# DivorceCorp, a Hollywood Solution to Prevent and Stop Divorce



## rabbislatkin (Sep 23, 2013)

My wife and I recently came across a trailer for a new documentary called DivorceCorp. We don’t really know much about the people behind the documentary and when we recommend something, we usually carefully research who they are and what their approach is. That being said, it is a frightening portrayal of the family court system and the multi-billion dollar industry of divorce. While films are made to dramatize the situation, they raise some important issues that many who are contemplating divorce may not think about.

Many view divorce as a way out of their misery to a better life. Divorce Corp shows you that it may not necessarily be the case. Child custody battles can be brutal and when all is said and done you may have found yourself spending a small fortune for lawyers fees. Furthermore, your lawyer may make things worse as their main concern is that you win. This may mean making suggestions that are a lot harsher than you would like. Even if you divorce your spouse, you ex is still the mother or father of your child. You may still have an emotional connection and for you it’s not just cutthroat business like it is for your attorney.

--- Dataset extract ---
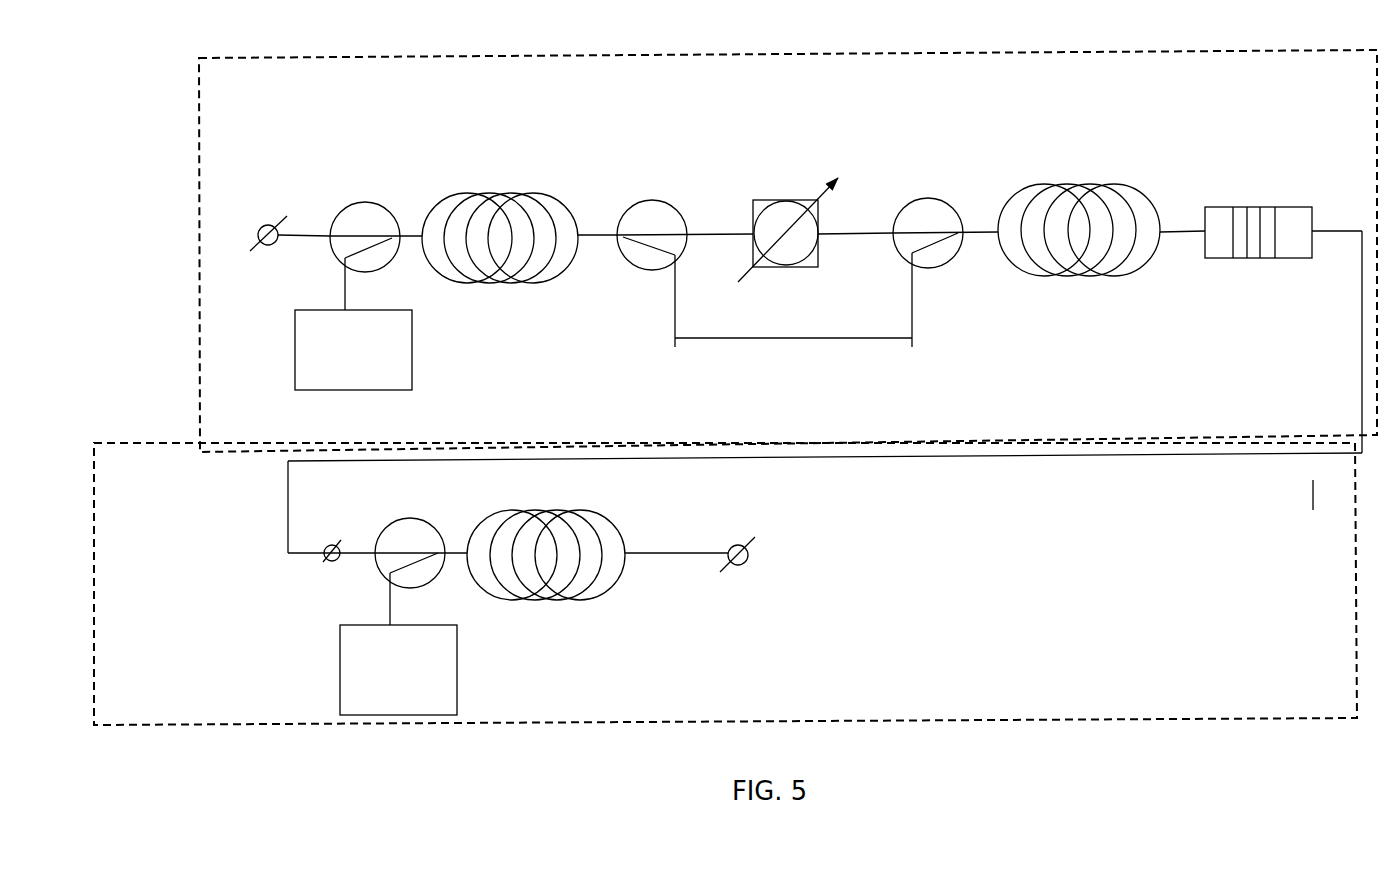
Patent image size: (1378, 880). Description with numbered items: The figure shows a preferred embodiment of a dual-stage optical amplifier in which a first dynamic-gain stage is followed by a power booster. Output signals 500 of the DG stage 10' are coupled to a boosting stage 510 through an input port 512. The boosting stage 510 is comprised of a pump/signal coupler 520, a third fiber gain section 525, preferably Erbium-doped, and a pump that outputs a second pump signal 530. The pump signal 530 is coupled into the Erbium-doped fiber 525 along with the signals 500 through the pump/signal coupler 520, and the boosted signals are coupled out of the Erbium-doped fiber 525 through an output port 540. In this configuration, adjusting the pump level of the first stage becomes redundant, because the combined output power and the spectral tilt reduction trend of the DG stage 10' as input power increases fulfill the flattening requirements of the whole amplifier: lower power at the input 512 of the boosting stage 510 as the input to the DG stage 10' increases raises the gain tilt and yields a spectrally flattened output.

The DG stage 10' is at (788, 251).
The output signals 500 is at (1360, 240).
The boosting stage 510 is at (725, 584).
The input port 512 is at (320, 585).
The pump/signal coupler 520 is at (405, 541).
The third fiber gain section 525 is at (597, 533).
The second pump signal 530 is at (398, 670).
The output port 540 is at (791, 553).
...
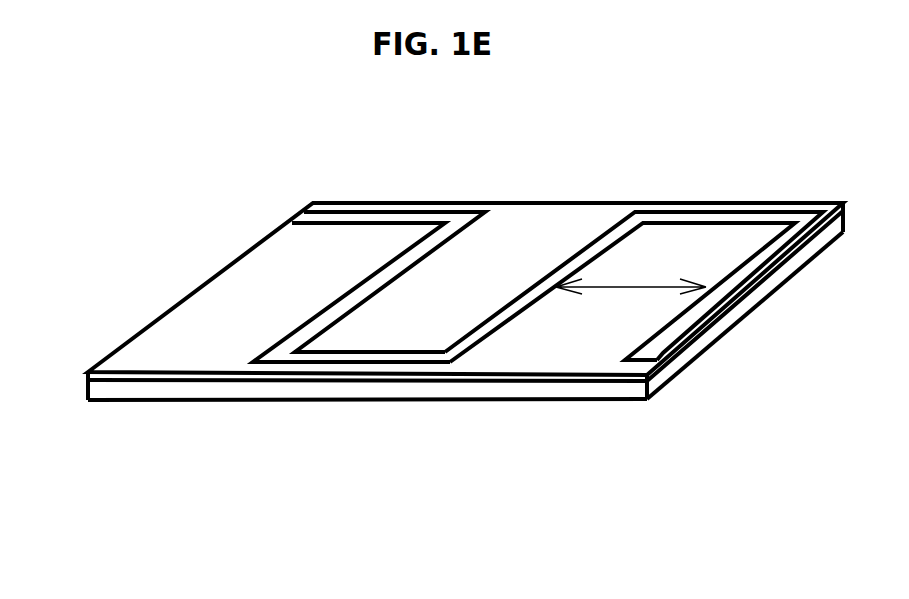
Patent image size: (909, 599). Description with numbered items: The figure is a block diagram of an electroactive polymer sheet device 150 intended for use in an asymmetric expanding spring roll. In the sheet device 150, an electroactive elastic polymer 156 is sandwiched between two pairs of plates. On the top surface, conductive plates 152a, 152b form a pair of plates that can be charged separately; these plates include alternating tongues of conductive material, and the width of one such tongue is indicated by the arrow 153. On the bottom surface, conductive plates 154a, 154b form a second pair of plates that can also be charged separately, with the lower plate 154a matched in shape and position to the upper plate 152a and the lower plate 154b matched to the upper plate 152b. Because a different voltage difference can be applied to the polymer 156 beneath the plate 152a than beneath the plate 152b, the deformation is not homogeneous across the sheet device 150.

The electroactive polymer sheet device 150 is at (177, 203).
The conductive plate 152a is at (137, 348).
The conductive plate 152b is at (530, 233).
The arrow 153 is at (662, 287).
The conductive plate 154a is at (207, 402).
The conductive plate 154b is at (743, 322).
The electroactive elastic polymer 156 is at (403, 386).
...
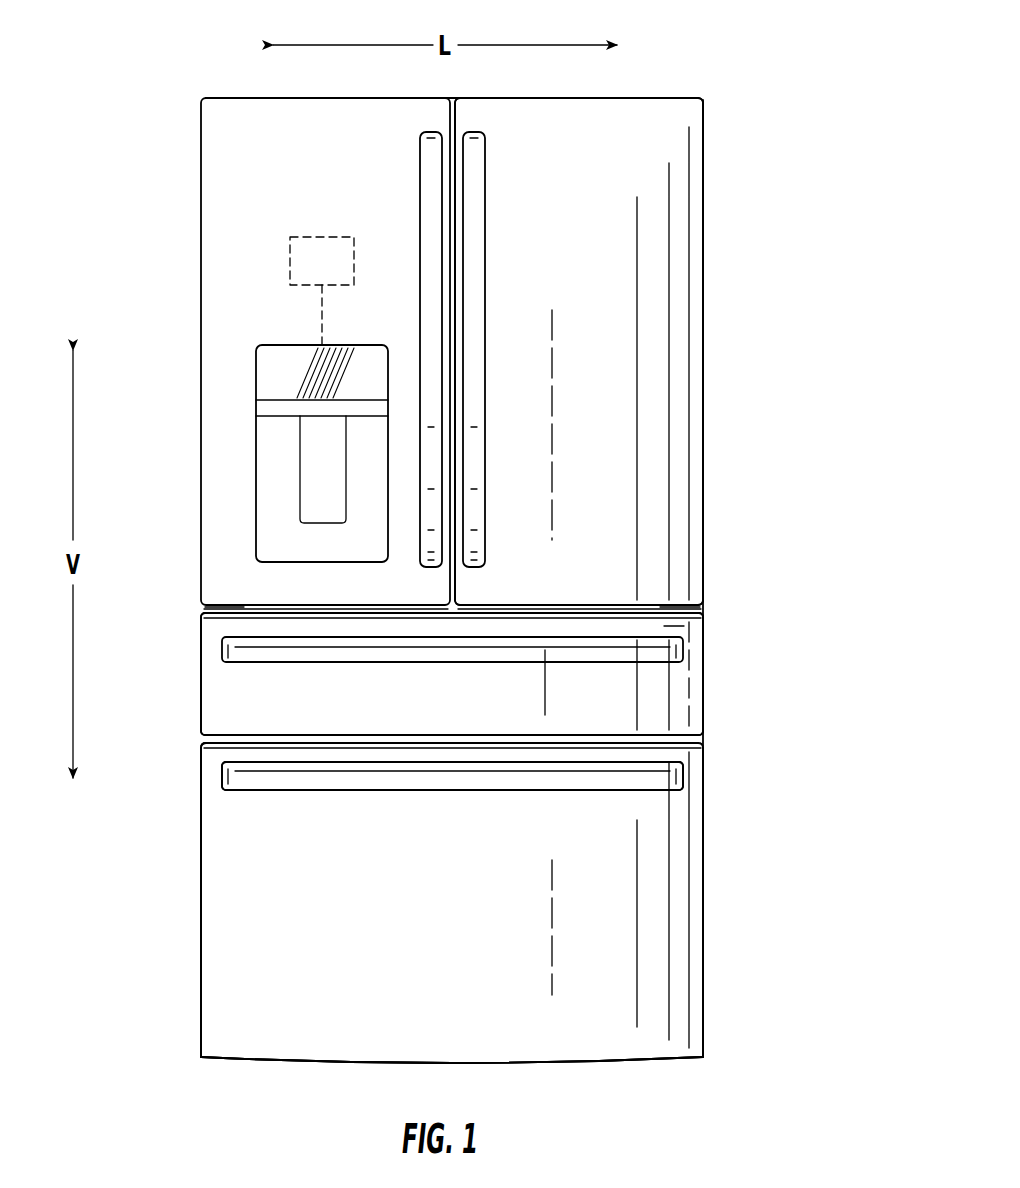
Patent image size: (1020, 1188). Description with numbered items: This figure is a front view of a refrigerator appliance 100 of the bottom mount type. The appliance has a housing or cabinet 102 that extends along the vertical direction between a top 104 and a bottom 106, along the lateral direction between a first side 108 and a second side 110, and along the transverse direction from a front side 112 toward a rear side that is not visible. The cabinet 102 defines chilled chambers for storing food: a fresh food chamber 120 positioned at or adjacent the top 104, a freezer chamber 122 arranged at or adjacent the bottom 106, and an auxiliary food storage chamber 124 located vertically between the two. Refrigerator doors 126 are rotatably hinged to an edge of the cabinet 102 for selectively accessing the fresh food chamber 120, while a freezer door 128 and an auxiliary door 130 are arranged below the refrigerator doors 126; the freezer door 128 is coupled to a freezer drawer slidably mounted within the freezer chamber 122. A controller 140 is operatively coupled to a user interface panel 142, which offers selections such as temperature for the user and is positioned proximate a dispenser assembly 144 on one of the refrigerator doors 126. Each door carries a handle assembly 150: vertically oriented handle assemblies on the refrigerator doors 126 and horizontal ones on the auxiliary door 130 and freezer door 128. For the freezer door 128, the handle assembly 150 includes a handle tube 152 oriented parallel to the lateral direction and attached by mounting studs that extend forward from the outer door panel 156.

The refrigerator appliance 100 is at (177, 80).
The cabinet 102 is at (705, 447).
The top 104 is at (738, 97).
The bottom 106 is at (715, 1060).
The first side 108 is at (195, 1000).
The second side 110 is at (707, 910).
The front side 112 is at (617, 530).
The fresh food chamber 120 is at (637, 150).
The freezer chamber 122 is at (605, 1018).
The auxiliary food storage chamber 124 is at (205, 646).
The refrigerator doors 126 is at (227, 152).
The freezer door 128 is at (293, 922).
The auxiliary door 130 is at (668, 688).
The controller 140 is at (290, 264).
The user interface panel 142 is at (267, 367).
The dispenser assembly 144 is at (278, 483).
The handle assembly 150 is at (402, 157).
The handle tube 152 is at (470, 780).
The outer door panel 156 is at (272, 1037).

--- What this exercise asks ---
**a)** List every family relationship term that appears in the post about the DivorceCorp documentary.
**b)** According to the DivorceCorp post, why might a lawyer make a divorce worse?
**c)** Pick up the DivorceCorp documentary post after its final sentence and continue it.
The material in the blocks comes from a different source than the post.

--- Solved tasks ---
**a)** wife, spouse, ex, child, mother, father

**b)** A lawyer's main concern is that you win, so they may suggest steps much harsher than you would like. For the lawyer it is cutthroat business, but you may still have an emotional connection to your ex, who remains your child's mother or father.

**c)**
There are even those who begin the divorce process and then decide they would like to reconcile with their spouse but are strongly urged against it by their lawyers. The lawyers would rather break up a family than lose their case.

Kudos to this group of individuals who have the ability to bring this awareness to the public eye and we are hoping that it will help couples reconsider the consequences of divorce on their family. We wanted to let you know of the documentary in case it could be of assistance to readers here at TAM.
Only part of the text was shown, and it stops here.